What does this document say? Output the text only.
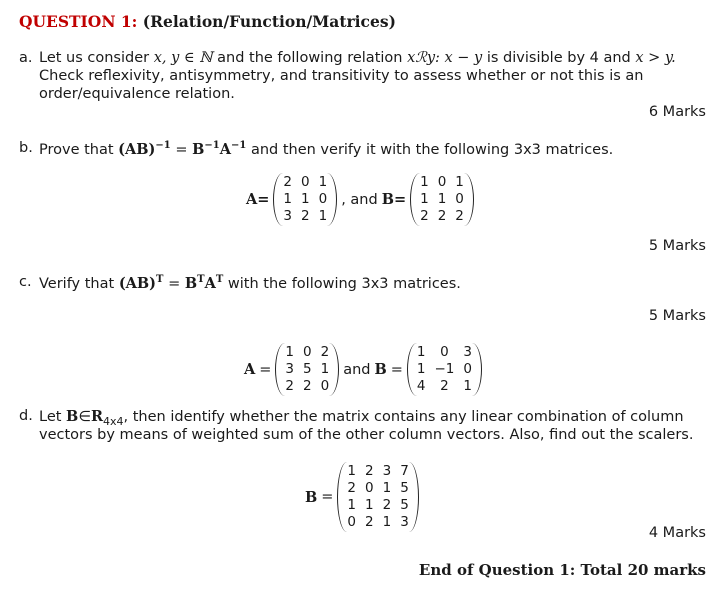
QUESTION 1: (Relation/Function/Matrices)
a. Let us consider x, y ∈ ℕ and the following relation xℛy: x − y is divisible by 4 and x > y.
Check reflexivity, antisymmetry, and transitivity to assess whether or not this is an
order/equivalence relation.
6 Marks
b. Prove that $(AB)^{-1} = B^{-1}A^{-1}$ and then verify it with the following 3x3 matrices.
A=
2 0 1
1 1 0
3 2 1
, and B=
1 0 1
1 1 0
2 2 2
5 Marks
c. Verify that $(AB)^T = B^TA^T$ with the following 3x3 matrices.
5 Marks
A =
1 0 2
3 5 1
2 2 0
and B =
1	0	3
1 −1 0
4	2	1
d. Let $B\in R_{4x4}$, then identify whether the matrix contains any linear combination of column
vectors by means of weighted sum of the other column vectors. Also, find out the scalers.
B =
1 2 3 7
2 0 1 5
1 1 2 5
0 2 1 3
4 Marks
End of Question 1: Total 20 marks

## [The exercise]
Every record above should be transcribed exactly; the pictures stay out of the copy.

## [Complete output]
What does this document say? Output the text only.
QUESTION 1: (Relation/Function/Matrices)
a. Let us consider x, y ∈ ℕ and the following relation xℛy: x − y is divisible by 4 and x > y.
Check reflexivity, antisymmetry, and transitivity to assess whether or not this is an
order/equivalence relation.
6 Marks
b. Prove that $(AB)^{-1} = B^{-1}A^{-1}$ and then verify it with the following 3x3 matrices.
A=
2 0 1
1 1 0
3 2 1
, and B=
1 0 1
1 1 0
2 2 2
5 Marks
c. Verify that $(AB)^T = B^TA^T$ with the following 3x3 matrices.
5 Marks
A =
1 0 2
3 5 1
2 2 0
and B =
1	0	3
1 −1 0
4	2	1
d. Let $B\in R_{4x4}$, then identify whether the matrix contains any linear combination of column
vectors by means of weighted sum of the other column vectors. Also, find out the scalers.
B =
1 2 3 7
2 0 1 5
1 1 2 5
0 2 1 3
4 Marks
End of Question 1: Total 20 marks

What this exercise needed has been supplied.